RECORD EXTRACTS ->
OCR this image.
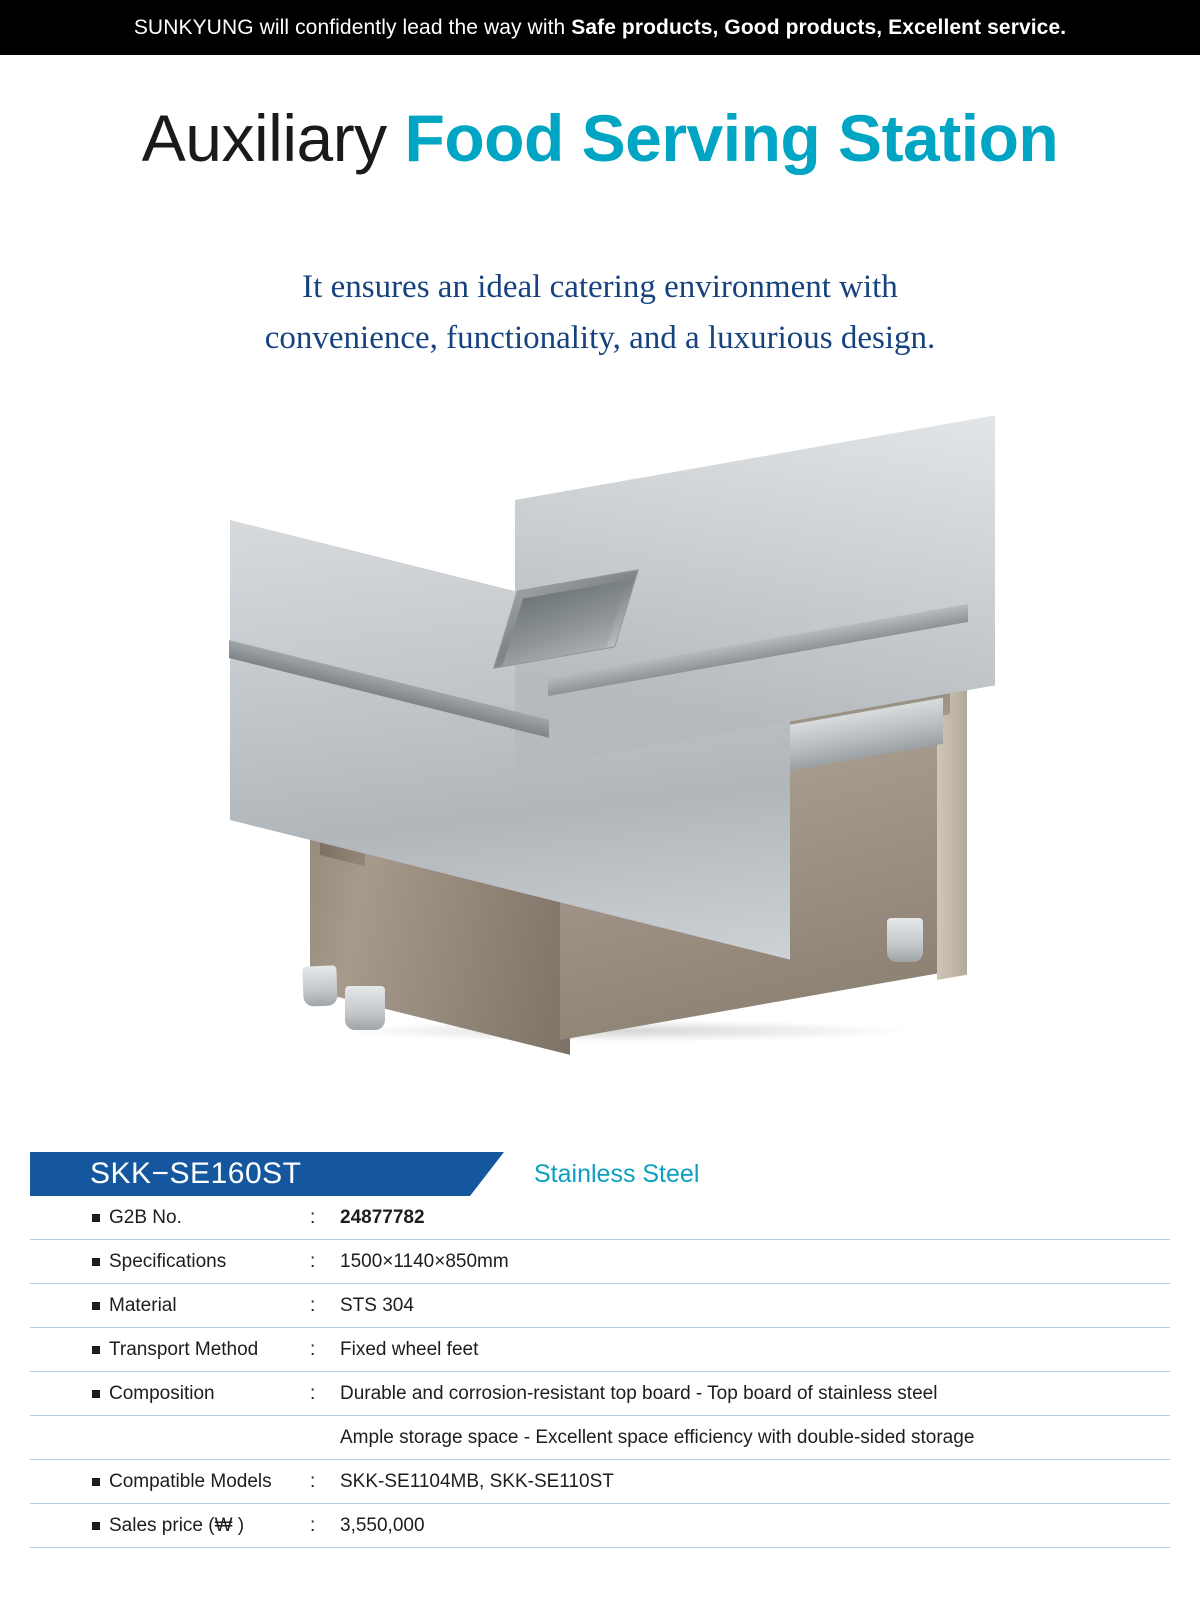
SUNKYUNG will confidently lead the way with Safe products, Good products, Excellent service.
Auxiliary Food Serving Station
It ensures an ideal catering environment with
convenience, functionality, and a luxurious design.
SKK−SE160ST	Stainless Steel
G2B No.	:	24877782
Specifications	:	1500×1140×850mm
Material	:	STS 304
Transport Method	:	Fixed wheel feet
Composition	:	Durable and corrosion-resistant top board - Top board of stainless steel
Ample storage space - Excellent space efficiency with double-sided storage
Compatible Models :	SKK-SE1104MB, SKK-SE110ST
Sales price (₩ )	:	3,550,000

...

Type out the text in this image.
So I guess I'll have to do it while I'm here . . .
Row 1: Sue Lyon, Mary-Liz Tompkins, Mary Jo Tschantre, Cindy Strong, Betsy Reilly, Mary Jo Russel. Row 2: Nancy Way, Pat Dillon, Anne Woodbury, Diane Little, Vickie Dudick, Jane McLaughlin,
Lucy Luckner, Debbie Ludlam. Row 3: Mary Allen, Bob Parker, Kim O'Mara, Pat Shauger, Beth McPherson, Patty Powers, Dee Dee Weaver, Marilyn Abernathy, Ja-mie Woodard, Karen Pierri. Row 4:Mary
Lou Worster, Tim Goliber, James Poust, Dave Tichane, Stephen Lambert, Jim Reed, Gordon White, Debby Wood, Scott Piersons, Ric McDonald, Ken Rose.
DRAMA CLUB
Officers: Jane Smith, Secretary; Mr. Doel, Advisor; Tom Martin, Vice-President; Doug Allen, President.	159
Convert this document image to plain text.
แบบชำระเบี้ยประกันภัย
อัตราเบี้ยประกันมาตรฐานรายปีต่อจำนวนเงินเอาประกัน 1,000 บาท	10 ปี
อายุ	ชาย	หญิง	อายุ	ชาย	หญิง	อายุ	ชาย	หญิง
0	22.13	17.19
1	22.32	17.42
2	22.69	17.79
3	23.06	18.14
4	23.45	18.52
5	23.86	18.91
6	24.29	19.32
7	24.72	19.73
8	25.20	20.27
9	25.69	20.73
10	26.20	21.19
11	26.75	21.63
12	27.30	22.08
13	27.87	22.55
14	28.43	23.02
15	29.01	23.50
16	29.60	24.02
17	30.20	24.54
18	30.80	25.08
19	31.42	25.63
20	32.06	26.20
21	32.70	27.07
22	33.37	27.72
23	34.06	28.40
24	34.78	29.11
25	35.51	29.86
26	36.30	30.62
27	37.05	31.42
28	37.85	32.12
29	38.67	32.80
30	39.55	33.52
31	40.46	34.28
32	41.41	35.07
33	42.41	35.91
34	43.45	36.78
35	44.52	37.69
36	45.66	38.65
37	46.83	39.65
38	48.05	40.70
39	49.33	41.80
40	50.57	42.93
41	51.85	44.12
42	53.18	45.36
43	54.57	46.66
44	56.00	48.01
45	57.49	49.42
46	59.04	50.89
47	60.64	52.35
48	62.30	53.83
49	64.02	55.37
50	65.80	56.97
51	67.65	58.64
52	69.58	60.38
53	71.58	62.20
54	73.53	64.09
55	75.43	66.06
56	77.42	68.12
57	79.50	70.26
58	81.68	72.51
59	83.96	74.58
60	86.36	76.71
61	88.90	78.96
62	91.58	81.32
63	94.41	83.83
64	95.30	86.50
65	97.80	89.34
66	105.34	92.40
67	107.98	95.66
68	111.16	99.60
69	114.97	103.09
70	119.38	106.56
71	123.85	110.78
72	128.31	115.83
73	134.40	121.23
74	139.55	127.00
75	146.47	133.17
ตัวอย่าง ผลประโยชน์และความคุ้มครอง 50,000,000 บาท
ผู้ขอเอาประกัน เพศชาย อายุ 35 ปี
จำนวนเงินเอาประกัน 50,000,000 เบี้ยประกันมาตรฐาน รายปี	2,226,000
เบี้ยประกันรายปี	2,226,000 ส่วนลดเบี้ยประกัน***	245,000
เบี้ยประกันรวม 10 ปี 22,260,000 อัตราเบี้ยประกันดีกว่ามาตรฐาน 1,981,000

...

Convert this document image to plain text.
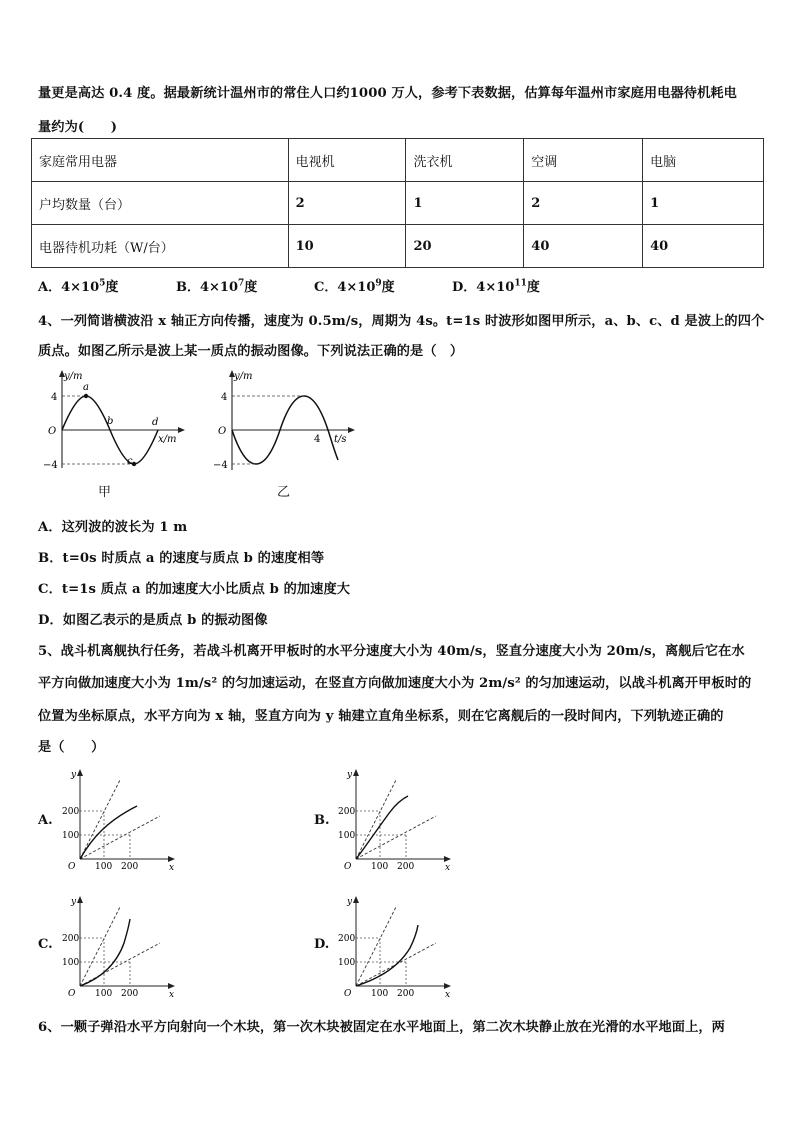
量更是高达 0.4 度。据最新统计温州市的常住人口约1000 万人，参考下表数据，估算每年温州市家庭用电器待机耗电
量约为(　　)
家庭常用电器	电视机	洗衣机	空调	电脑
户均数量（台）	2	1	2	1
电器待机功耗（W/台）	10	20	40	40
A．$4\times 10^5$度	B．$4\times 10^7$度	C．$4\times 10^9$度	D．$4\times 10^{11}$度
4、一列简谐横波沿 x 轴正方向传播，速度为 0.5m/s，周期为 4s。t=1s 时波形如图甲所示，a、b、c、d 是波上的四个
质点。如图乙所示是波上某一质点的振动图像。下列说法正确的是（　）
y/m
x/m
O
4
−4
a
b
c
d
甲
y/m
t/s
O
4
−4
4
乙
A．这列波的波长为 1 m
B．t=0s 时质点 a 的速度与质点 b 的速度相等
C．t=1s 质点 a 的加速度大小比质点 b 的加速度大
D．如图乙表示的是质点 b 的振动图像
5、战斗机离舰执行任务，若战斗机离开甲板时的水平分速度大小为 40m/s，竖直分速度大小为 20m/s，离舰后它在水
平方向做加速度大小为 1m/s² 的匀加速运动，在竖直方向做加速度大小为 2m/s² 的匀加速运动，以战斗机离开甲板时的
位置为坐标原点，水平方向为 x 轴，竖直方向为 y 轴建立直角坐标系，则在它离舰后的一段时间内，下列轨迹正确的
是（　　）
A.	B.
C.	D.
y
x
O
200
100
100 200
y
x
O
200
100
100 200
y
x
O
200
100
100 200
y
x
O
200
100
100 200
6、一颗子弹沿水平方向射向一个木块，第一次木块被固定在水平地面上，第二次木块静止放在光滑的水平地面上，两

AIM OF THE TASK -> Select from the material above each line in which the string "Allen" appears, and list those lines.

WORKED SOLUTION ->
Lucy Luckner, Debbie Ludlam. Row 3: Mary Allen, Bob Parker, Kim O'Mara, Pat Shauger, Beth McPherson, Patty Powers, Dee Dee Weaver, Marilyn Abernathy, Ja-mie Woodard, Karen Pierri. Row 4:Mary
Officers: Jane Smith, Secretary; Mr. Doel, Advisor; Tom Martin, Vice-President; Doug Allen, President.	159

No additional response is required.